Task details: Retype the data that follows line by line, exactly, and leave its pictures out.

##### The data #####

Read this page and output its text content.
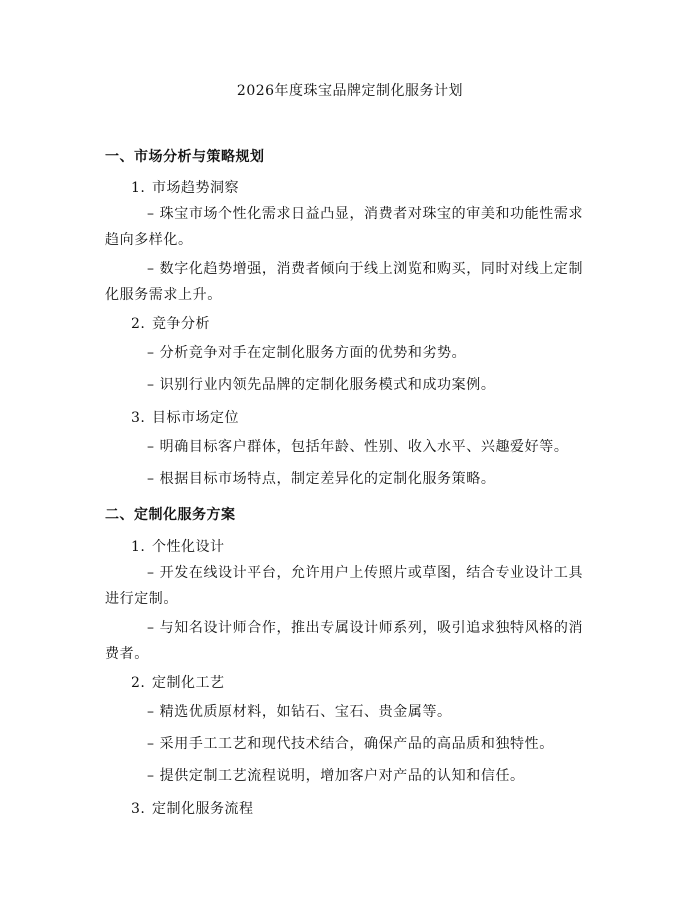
2026年度珠宝品牌定制化服务计划
一、市场分析与策略规划
1. 市场趋势洞察
– 珠宝市场个性化需求日益凸显，消费者对珠宝的审美和功能性需求趋向多样化。
– 数字化趋势增强，消费者倾向于线上浏览和购买，同时对线上定制化服务需求上升。
2. 竞争分析
– 分析竞争对手在定制化服务方面的优势和劣势。
– 识别行业内领先品牌的定制化服务模式和成功案例。
3. 目标市场定位
– 明确目标客户群体，包括年龄、性别、收入水平、兴趣爱好等。
– 根据目标市场特点，制定差异化的定制化服务策略。
二、定制化服务方案
1. 个性化设计
– 开发在线设计平台，允许用户上传照片或草图，结合专业设计工具进行定制。
– 与知名设计师合作，推出专属设计师系列，吸引追求独特风格的消费者。
2. 定制化工艺
– 精选优质原材料，如钻石、宝石、贵金属等。
– 采用手工工艺和现代技术结合，确保产品的高品质和独特性。
– 提供定制工艺流程说明，增加客户对产品的认知和信任。
3. 定制化服务流程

#####

Correct answer:
Read this page and output its text content.
2026年度珠宝品牌定制化服务计划
一、市场分析与策略规划
1. 市场趋势洞察
– 珠宝市场个性化需求日益凸显，消费者对珠宝的审美和功能性需求趋向多样化。
– 数字化趋势增强，消费者倾向于线上浏览和购买，同时对线上定制化服务需求上升。
2. 竞争分析
– 分析竞争对手在定制化服务方面的优势和劣势。
– 识别行业内领先品牌的定制化服务模式和成功案例。
3. 目标市场定位
– 明确目标客户群体，包括年龄、性别、收入水平、兴趣爱好等。
– 根据目标市场特点，制定差异化的定制化服务策略。
二、定制化服务方案
1. 个性化设计
– 开发在线设计平台，允许用户上传照片或草图，结合专业设计工具进行定制。
– 与知名设计师合作，推出专属设计师系列，吸引追求独特风格的消费者。
2. 定制化工艺
– 精选优质原材料，如钻石、宝石、贵金属等。
– 采用手工工艺和现代技术结合，确保产品的高品质和独特性。
– 提供定制工艺流程说明，增加客户对产品的认知和信任。
3. 定制化服务流程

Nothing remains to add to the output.